[Extracted data entries]
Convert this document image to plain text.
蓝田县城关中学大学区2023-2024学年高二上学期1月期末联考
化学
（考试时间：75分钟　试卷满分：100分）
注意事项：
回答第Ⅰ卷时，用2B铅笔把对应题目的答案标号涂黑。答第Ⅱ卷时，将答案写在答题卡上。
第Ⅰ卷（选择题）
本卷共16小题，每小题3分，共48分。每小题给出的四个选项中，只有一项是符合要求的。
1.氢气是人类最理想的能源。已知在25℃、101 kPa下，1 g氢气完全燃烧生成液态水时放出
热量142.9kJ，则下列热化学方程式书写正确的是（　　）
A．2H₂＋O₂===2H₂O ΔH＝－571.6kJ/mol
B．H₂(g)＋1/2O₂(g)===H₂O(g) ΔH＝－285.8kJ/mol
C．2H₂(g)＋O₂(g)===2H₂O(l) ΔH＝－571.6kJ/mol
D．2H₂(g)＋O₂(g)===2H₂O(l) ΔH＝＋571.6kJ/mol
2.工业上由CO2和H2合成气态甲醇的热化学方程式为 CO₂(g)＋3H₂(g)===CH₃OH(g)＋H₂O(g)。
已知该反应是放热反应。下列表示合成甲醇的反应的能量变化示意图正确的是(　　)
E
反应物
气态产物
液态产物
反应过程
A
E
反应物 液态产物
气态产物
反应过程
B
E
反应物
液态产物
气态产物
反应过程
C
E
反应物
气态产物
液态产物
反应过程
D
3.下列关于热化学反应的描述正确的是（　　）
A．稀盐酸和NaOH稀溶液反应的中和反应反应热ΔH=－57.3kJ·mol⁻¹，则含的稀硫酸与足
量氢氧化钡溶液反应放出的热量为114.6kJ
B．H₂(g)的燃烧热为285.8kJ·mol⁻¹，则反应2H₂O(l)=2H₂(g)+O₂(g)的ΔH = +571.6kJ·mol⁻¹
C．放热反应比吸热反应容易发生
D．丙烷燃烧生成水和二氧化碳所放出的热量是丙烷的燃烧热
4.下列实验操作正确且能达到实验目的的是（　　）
--
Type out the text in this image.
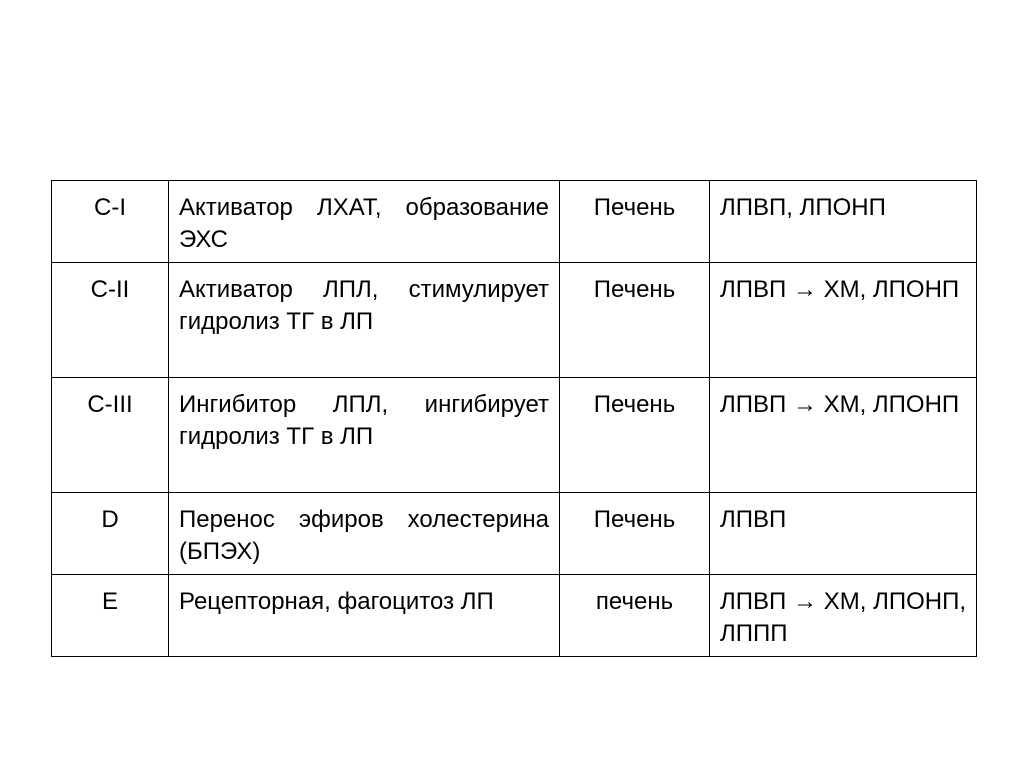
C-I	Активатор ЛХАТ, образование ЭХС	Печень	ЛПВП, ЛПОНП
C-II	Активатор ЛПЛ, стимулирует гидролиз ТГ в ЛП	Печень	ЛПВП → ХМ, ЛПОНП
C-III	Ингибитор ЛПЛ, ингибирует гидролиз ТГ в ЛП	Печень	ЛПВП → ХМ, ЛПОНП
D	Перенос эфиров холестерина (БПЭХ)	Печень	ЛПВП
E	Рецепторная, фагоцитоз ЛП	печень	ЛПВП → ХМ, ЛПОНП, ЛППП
---
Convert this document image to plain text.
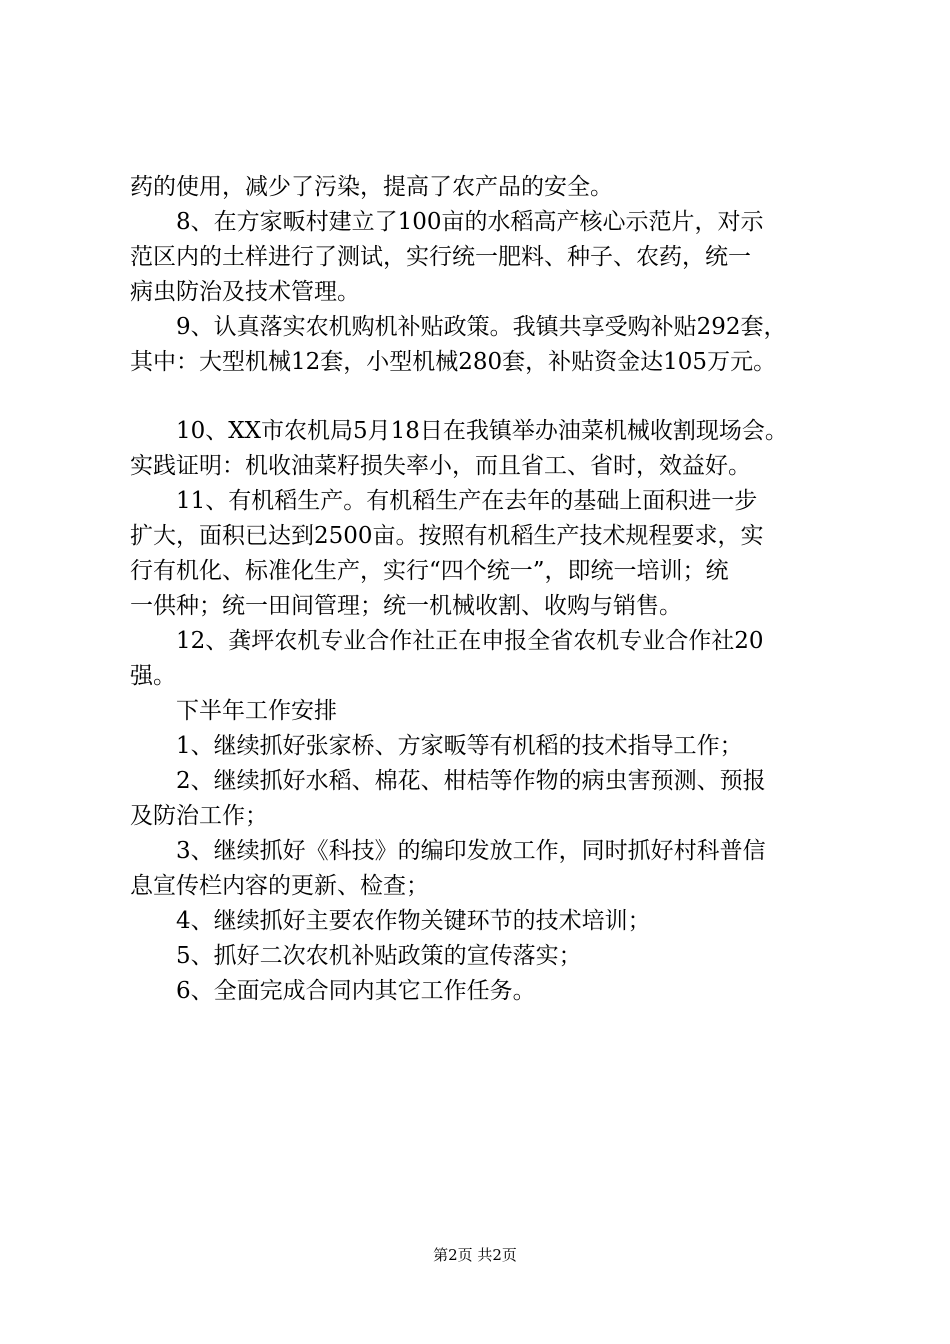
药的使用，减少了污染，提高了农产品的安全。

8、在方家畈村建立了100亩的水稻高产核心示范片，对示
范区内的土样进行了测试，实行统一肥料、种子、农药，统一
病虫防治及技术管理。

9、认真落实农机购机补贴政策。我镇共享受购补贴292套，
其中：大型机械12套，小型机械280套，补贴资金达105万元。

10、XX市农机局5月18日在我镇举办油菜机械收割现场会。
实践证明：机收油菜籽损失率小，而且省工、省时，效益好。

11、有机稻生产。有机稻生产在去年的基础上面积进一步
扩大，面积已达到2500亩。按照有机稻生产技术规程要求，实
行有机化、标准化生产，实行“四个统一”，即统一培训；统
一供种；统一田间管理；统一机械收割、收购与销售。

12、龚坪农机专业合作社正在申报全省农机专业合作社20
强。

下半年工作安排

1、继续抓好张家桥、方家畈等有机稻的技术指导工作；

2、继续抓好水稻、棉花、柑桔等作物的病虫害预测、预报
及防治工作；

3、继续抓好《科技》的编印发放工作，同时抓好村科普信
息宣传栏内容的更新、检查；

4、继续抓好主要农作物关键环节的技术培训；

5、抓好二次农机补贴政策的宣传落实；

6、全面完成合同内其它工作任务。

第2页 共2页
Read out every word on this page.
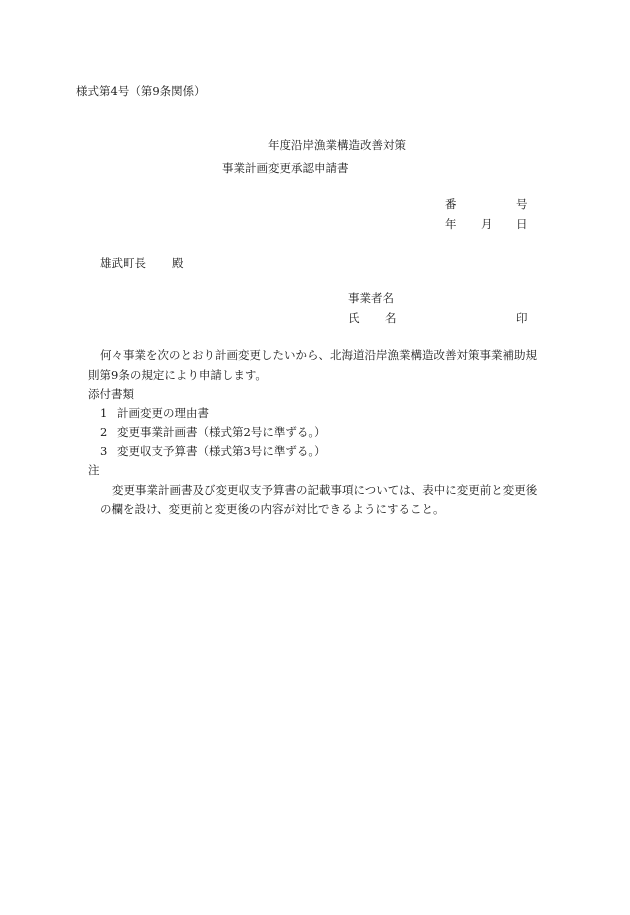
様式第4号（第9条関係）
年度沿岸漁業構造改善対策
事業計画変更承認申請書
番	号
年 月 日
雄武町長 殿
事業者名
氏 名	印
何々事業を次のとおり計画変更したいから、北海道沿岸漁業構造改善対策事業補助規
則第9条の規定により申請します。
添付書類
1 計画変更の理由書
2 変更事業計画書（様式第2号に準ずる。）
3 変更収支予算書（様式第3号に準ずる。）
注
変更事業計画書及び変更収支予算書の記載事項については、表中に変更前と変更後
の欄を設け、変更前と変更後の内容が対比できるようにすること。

**What is asked**. Go over the records above line by line and count those holding the word "ЛПОНП". Reply only with the number.

**Response to the task**. 4